#### Dataset
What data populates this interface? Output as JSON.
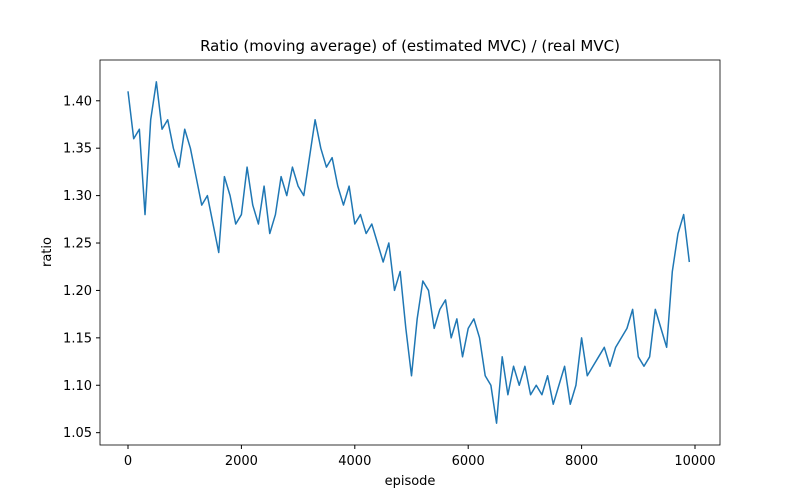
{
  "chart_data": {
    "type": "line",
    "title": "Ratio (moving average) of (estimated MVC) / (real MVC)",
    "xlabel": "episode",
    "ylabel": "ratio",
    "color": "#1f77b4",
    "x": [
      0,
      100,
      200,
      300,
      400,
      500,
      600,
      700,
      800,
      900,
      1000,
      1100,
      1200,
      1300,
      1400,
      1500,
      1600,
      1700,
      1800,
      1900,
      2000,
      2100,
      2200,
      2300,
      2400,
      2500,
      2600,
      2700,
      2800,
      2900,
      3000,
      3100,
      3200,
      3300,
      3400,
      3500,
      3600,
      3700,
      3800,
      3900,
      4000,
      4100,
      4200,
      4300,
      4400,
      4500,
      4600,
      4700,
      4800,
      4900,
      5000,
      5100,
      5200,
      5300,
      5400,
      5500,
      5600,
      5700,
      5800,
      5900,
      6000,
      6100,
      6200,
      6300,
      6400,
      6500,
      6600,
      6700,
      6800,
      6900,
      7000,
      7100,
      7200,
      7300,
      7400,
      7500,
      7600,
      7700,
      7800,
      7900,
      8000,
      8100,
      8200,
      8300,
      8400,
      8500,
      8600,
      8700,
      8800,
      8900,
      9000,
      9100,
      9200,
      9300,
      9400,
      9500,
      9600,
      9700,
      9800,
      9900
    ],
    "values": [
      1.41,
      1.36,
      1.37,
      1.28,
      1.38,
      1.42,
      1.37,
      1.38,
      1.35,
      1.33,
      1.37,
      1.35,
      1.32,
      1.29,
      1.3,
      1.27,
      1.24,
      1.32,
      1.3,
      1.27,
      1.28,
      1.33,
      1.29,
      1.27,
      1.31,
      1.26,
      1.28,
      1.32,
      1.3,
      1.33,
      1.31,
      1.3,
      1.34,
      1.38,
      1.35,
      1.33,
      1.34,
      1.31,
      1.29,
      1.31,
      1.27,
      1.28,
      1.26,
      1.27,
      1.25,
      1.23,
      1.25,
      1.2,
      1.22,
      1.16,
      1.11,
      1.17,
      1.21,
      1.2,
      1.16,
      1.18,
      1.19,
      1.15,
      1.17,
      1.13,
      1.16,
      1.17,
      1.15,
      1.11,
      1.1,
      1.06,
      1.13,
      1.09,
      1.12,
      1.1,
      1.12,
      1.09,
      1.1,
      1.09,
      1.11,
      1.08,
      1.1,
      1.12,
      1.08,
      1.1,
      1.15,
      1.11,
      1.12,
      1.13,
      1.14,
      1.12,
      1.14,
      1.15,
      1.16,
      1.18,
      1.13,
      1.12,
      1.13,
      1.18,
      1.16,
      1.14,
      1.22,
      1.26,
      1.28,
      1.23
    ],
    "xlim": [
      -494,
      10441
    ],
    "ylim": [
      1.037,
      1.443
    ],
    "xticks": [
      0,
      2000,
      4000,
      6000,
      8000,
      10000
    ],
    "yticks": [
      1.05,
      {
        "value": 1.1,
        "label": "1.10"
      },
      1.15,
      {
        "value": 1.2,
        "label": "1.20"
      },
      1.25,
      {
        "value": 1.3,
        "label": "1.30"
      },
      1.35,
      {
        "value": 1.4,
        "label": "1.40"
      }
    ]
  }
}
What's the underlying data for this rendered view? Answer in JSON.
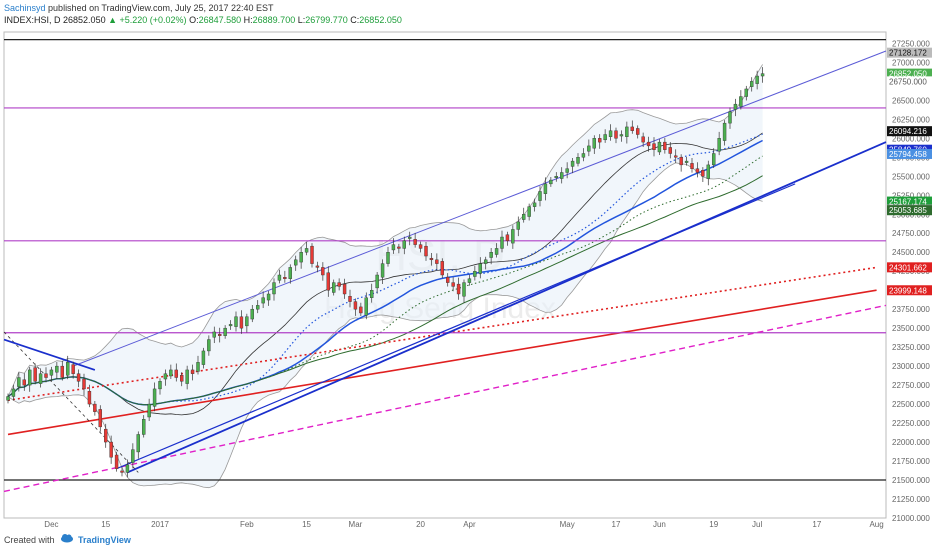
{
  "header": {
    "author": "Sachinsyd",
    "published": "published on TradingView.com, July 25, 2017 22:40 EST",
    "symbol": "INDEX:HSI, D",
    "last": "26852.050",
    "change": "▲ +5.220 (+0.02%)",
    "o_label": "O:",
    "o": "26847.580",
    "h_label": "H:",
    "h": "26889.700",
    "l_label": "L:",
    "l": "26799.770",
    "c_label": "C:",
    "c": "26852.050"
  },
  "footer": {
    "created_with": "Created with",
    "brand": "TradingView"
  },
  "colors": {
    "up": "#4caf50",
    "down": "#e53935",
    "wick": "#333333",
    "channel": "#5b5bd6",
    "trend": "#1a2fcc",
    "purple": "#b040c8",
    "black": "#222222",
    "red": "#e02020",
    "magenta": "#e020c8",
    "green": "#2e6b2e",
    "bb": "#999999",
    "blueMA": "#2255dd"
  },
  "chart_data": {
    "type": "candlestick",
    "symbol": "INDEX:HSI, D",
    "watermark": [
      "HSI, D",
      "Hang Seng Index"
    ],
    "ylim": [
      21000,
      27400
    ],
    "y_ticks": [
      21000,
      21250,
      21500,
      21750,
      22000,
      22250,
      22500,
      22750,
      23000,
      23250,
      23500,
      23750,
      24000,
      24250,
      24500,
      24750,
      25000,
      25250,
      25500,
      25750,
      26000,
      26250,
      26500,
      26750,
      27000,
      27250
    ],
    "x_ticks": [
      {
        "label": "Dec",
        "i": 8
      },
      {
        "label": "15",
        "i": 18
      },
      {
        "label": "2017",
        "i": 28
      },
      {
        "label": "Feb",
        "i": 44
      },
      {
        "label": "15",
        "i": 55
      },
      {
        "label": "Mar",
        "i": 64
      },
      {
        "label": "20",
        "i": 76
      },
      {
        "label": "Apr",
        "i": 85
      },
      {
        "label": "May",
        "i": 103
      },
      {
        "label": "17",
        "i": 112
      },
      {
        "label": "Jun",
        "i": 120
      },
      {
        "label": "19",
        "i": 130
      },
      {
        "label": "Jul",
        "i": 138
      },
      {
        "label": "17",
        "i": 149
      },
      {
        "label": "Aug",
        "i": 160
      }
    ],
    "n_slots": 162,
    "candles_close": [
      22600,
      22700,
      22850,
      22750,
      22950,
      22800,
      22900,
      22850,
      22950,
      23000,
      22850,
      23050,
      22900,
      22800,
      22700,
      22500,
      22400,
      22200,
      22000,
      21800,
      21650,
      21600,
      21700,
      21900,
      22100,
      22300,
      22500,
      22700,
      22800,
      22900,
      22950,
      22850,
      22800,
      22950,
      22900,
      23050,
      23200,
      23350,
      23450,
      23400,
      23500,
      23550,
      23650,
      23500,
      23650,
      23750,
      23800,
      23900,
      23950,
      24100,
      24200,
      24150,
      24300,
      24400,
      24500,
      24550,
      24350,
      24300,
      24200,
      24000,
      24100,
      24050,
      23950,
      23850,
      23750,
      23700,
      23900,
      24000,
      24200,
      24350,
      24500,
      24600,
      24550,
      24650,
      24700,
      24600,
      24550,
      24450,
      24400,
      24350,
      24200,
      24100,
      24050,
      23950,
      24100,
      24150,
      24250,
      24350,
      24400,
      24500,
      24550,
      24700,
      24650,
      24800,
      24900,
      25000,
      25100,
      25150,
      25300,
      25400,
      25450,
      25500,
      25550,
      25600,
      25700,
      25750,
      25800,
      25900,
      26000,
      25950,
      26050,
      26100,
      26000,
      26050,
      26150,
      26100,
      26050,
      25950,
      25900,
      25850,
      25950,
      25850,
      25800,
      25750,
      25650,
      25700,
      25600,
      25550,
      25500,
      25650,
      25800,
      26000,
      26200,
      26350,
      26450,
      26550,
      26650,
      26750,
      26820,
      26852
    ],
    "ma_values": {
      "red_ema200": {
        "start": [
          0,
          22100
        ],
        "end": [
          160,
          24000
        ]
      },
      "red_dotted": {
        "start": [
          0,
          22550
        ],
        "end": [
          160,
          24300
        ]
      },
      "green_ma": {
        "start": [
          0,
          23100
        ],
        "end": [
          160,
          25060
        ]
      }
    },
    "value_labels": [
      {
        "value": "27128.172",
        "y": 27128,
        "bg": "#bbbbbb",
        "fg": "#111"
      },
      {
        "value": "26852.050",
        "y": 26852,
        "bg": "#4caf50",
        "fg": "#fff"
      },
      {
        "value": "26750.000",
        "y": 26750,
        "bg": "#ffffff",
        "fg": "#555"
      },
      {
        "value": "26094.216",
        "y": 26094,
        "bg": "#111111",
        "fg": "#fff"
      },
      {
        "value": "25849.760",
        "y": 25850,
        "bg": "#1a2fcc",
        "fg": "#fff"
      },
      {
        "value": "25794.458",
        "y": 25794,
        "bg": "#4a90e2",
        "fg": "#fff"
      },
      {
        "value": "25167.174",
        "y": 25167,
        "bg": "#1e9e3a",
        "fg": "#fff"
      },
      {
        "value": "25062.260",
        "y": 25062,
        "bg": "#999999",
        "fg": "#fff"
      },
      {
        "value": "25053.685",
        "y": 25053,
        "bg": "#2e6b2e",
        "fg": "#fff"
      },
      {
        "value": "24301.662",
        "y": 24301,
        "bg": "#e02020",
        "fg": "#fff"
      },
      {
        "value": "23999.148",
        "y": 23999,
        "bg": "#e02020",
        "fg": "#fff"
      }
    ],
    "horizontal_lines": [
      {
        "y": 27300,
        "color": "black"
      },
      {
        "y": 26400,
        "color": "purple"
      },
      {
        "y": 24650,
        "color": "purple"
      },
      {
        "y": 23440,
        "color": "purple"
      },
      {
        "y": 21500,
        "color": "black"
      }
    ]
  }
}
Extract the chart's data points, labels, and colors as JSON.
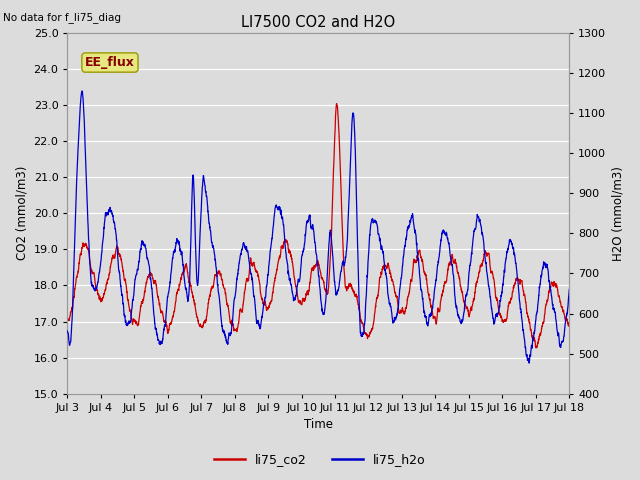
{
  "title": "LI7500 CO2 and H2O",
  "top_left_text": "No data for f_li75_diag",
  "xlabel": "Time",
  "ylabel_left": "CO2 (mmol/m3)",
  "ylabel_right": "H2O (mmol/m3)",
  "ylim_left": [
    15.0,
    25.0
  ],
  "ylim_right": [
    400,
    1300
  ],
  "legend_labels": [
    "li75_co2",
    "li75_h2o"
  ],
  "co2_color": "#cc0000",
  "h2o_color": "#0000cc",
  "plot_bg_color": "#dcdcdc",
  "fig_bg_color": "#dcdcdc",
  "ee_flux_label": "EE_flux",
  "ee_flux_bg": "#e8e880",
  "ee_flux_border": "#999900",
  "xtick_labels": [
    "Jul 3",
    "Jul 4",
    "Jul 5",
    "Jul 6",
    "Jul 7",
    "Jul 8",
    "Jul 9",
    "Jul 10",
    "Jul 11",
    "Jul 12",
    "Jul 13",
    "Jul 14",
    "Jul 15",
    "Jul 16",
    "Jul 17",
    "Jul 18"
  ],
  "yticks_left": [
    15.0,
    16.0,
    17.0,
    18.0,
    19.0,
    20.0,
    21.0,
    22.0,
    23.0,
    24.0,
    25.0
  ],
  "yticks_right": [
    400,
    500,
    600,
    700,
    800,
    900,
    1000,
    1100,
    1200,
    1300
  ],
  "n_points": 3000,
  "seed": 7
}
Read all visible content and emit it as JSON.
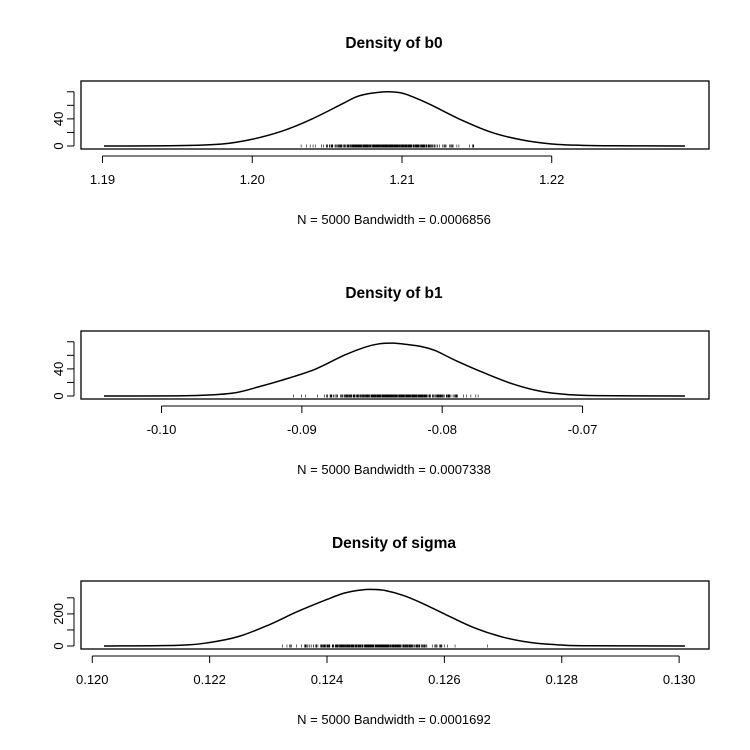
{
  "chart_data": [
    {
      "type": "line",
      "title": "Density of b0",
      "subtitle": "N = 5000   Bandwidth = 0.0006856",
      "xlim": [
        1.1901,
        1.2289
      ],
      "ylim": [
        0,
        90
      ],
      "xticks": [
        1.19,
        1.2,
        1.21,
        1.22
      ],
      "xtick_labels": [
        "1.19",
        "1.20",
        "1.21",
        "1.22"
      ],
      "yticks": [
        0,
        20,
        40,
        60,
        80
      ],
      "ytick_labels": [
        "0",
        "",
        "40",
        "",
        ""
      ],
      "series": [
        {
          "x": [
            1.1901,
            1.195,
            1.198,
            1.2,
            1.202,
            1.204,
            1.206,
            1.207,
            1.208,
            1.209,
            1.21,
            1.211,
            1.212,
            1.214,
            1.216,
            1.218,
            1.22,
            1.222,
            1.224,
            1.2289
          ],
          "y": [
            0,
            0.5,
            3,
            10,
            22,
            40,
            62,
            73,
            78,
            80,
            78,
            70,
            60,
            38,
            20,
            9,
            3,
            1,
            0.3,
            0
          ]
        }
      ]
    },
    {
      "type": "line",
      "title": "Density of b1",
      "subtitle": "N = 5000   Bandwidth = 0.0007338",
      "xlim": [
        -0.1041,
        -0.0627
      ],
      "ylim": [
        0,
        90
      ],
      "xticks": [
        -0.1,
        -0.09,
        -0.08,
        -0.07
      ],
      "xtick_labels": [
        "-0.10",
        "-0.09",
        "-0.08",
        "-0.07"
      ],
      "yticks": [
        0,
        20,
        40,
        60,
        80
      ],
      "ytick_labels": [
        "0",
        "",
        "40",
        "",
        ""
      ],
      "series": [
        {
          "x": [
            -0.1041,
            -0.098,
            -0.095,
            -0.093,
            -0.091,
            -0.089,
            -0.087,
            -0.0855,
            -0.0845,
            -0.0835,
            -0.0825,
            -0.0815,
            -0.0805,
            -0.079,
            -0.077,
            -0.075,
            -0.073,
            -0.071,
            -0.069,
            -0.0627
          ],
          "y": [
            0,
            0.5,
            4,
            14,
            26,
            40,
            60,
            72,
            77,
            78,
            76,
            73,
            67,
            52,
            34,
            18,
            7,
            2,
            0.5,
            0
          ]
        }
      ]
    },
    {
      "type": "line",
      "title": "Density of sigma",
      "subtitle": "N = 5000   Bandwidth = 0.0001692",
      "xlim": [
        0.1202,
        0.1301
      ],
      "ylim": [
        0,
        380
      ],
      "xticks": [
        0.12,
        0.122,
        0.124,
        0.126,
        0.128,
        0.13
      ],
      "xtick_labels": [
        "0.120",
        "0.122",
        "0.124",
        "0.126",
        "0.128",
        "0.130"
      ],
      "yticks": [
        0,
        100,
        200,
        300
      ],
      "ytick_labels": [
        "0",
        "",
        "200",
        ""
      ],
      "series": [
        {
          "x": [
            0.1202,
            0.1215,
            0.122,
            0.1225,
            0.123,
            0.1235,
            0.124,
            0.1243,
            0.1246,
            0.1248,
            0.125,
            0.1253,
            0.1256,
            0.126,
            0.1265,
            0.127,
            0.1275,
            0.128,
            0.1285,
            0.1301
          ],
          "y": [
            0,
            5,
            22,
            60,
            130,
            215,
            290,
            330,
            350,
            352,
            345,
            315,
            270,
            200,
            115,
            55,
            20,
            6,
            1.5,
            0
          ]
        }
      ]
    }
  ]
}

#### Written exercise
Copy every line in the listing above where the string "Bandwidth" turns up.

#### The reply
      "subtitle": "N = 5000   Bandwidth = 0.0006856",
      "subtitle": "N = 5000   Bandwidth = 0.0007338",
      "subtitle": "N = 5000   Bandwidth = 0.0001692",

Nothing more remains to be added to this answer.